→ **RECORD LIST**:

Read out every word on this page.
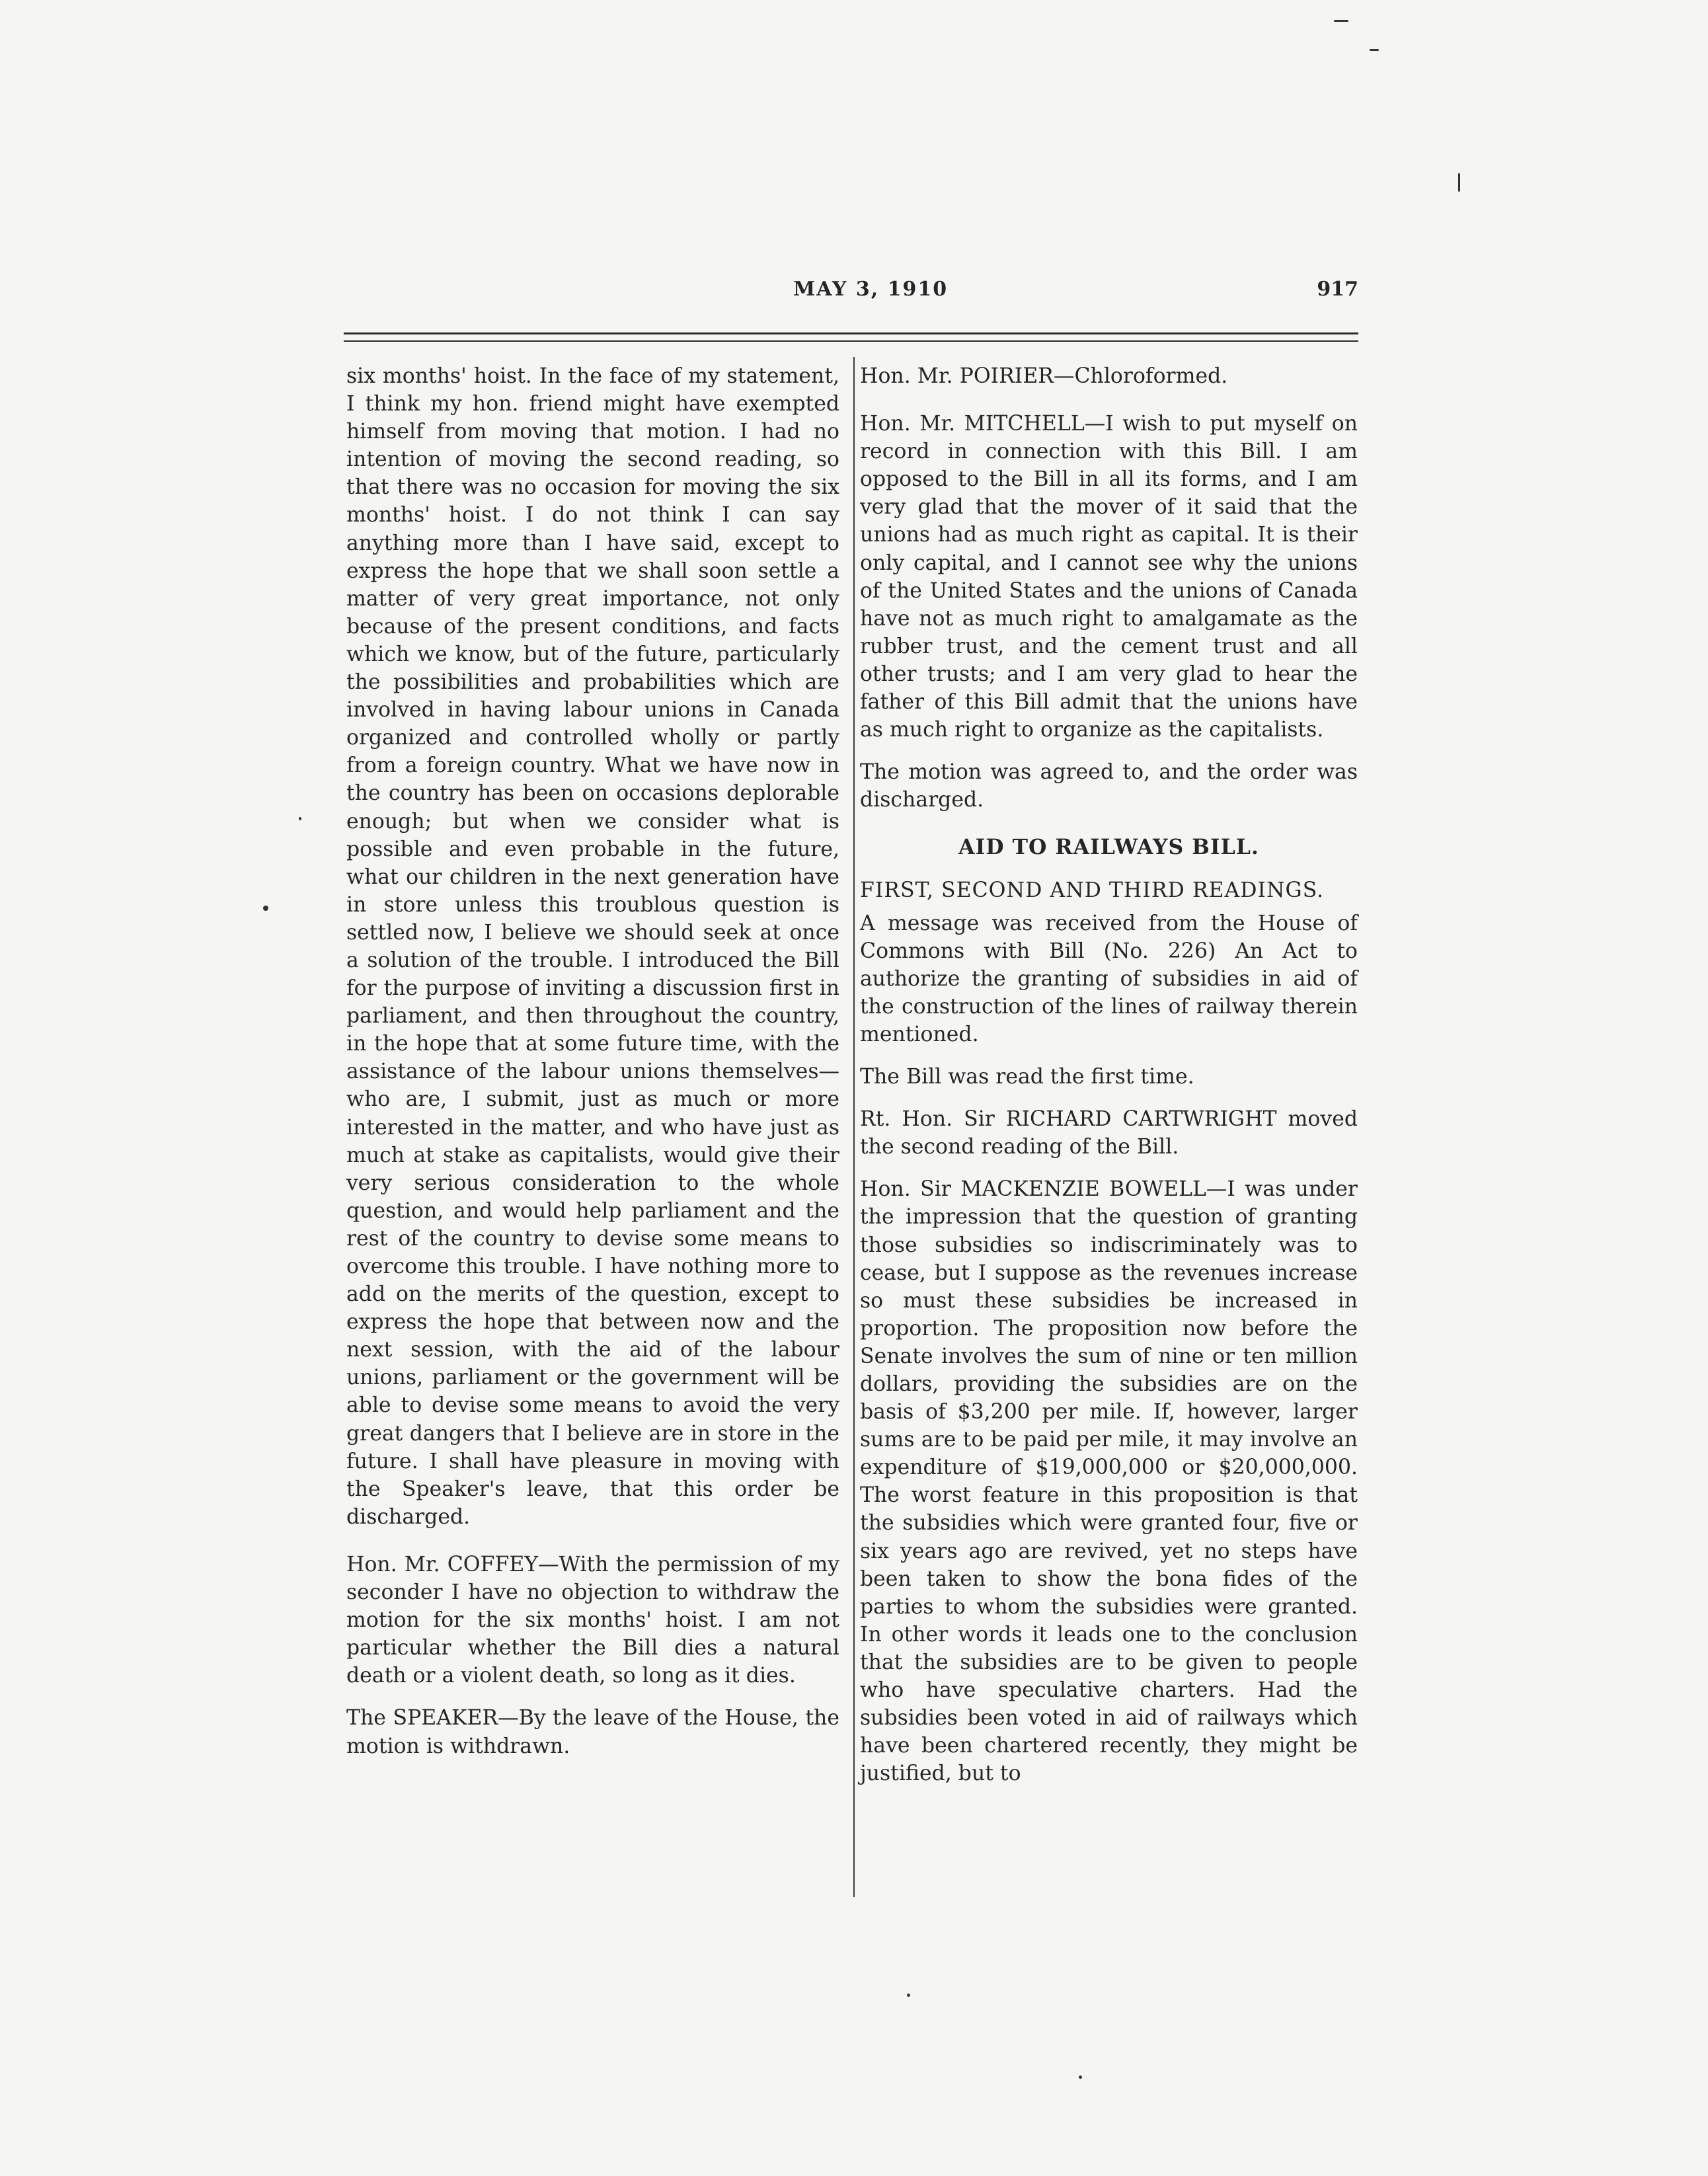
MAY 3, 1910	917

six months' hoist. In the face of my statement, I think my hon. friend might have exempted himself from moving that motion. I had no intention of moving the second reading, so that there was no occasion for moving the six months' hoist. I do not think I can say anything more than I have said, except to express the hope that we shall soon settle a matter of very great importance, not only because of the present conditions, and facts which we know, but of the future, particularly the possibilities and probabilities which are involved in having labour unions in Canada organized and controlled wholly or partly from a foreign country. What we have now in the country has been on occasions deplorable enough; but when we consider what is possible and even probable in the future, what our children in the next generation have in store unless this troublous question is settled now, I believe we should seek at once a solution of the trouble. I introduced the Bill for the purpose of inviting a discussion first in parliament, and then throughout the country, in the hope that at some future time, with the assistance of the labour unions themselves—who are, I submit, just as much or more interested in the matter, and who have just as much at stake as capitalists, would give their very serious consideration to the whole question, and would help parliament and the rest of the country to devise some means to overcome this trouble. I have nothing more to add on the merits of the question, except to express the hope that between now and the next session, with the aid of the labour unions, parliament or the government will be able to devise some means to avoid the very great dangers that I believe are in store in the future. I shall have pleasure in moving with the Speaker's leave, that this order be discharged.

Hon. Mr. COFFEY—With the permission of my seconder I have no objection to withdraw the motion for the six months' hoist. I am not particular whether the Bill dies a natural death or a violent death, so long as it dies.

The SPEAKER—By the leave of the House, the motion is withdrawn.

Hon. Mr. POIRIER—Chloroformed.

Hon. Mr. MITCHELL—I wish to put myself on record in connection with this Bill. I am opposed to the Bill in all its forms, and I am very glad that the mover of it said that the unions had as much right as capital. It is their only capital, and I cannot see why the unions of the United States and the unions of Canada have not as much right to amalgamate as the rubber trust, and the cement trust and all other trusts; and I am very glad to hear the father of this Bill admit that the unions have as much right to organize as the capitalists.

The motion was agreed to, and the order was discharged.

AID TO RAILWAYS BILL.

FIRST, SECOND AND THIRD READINGS.

A message was received from the House of Commons with Bill (No. 226) An Act to authorize the granting of subsidies in aid of the construction of the lines of railway therein mentioned.

The Bill was read the first time.

Rt. Hon. Sir RICHARD CARTWRIGHT moved the second reading of the Bill.

Hon. Sir MACKENZIE BOWELL—I was under the impression that the question of granting those subsidies so indiscriminately was to cease, but I suppose as the revenues increase so must these subsidies be increased in proportion. The proposition now before the Senate involves the sum of nine or ten million dollars, providing the subsidies are on the basis of $3,200 per mile. If, however, larger sums are to be paid per mile, it may involve an expenditure of $19,000,000 or $20,000,000. The worst feature in this proposition is that the subsidies which were granted four, five or six years ago are revived, yet no steps have been taken to show the bona fides of the parties to whom the subsidies were granted. In other words it leads one to the conclusion that the subsidies are to be given to people who have speculative charters. Had the subsidies been voted in aid of railways which have been chartered recently, they might be justified, but to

→ **WHAT IS REQUIRED**:
Reproduce the entries above without change, omitting all pictures.

→ **SOLUTION FOR THIS TASK**:
Read out every word on this page.
MAY 3, 1910	917

six months' hoist. In the face of my statement, I think my hon. friend might have exempted himself from moving that motion. I had no intention of moving the second reading, so that there was no occasion for moving the six months' hoist. I do not think I can say anything more than I have said, except to express the hope that we shall soon settle a matter of very great importance, not only because of the present conditions, and facts which we know, but of the future, particularly the possibilities and probabilities which are involved in having labour unions in Canada organized and controlled wholly or partly from a foreign country. What we have now in the country has been on occasions deplorable enough; but when we consider what is possible and even probable in the future, what our children in the next generation have in store unless this troublous question is settled now, I believe we should seek at once a solution of the trouble. I introduced the Bill for the purpose of inviting a discussion first in parliament, and then throughout the country, in the hope that at some future time, with the assistance of the labour unions themselves—who are, I submit, just as much or more interested in the matter, and who have just as much at stake as capitalists, would give their very serious consideration to the whole question, and would help parliament and the rest of the country to devise some means to overcome this trouble. I have nothing more to add on the merits of the question, except to express the hope that between now and the next session, with the aid of the labour unions, parliament or the government will be able to devise some means to avoid the very great dangers that I believe are in store in the future. I shall have pleasure in moving with the Speaker's leave, that this order be discharged.

Hon. Mr. COFFEY—With the permission of my seconder I have no objection to withdraw the motion for the six months' hoist. I am not particular whether the Bill dies a natural death or a violent death, so long as it dies.

The SPEAKER—By the leave of the House, the motion is withdrawn.

Hon. Mr. POIRIER—Chloroformed.

Hon. Mr. MITCHELL—I wish to put myself on record in connection with this Bill. I am opposed to the Bill in all its forms, and I am very glad that the mover of it said that the unions had as much right as capital. It is their only capital, and I cannot see why the unions of the United States and the unions of Canada have not as much right to amalgamate as the rubber trust, and the cement trust and all other trusts; and I am very glad to hear the father of this Bill admit that the unions have as much right to organize as the capitalists.

The motion was agreed to, and the order was discharged.

AID TO RAILWAYS BILL.

FIRST, SECOND AND THIRD READINGS.

A message was received from the House of Commons with Bill (No. 226) An Act to authorize the granting of subsidies in aid of the construction of the lines of railway therein mentioned.

The Bill was read the first time.

Rt. Hon. Sir RICHARD CARTWRIGHT moved the second reading of the Bill.

Hon. Sir MACKENZIE BOWELL—I was under the impression that the question of granting those subsidies so indiscriminately was to cease, but I suppose as the revenues increase so must these subsidies be increased in proportion. The proposition now before the Senate involves the sum of nine or ten million dollars, providing the subsidies are on the basis of $3,200 per mile. If, however, larger sums are to be paid per mile, it may involve an expenditure of $19,000,000 or $20,000,000. The worst feature in this proposition is that the subsidies which were granted four, five or six years ago are revived, yet no steps have been taken to show the bona fides of the parties to whom the subsidies were granted. In other words it leads one to the conclusion that the subsidies are to be given to people who have speculative charters. Had the subsidies been voted in aid of railways which have been chartered recently, they might be justified, but to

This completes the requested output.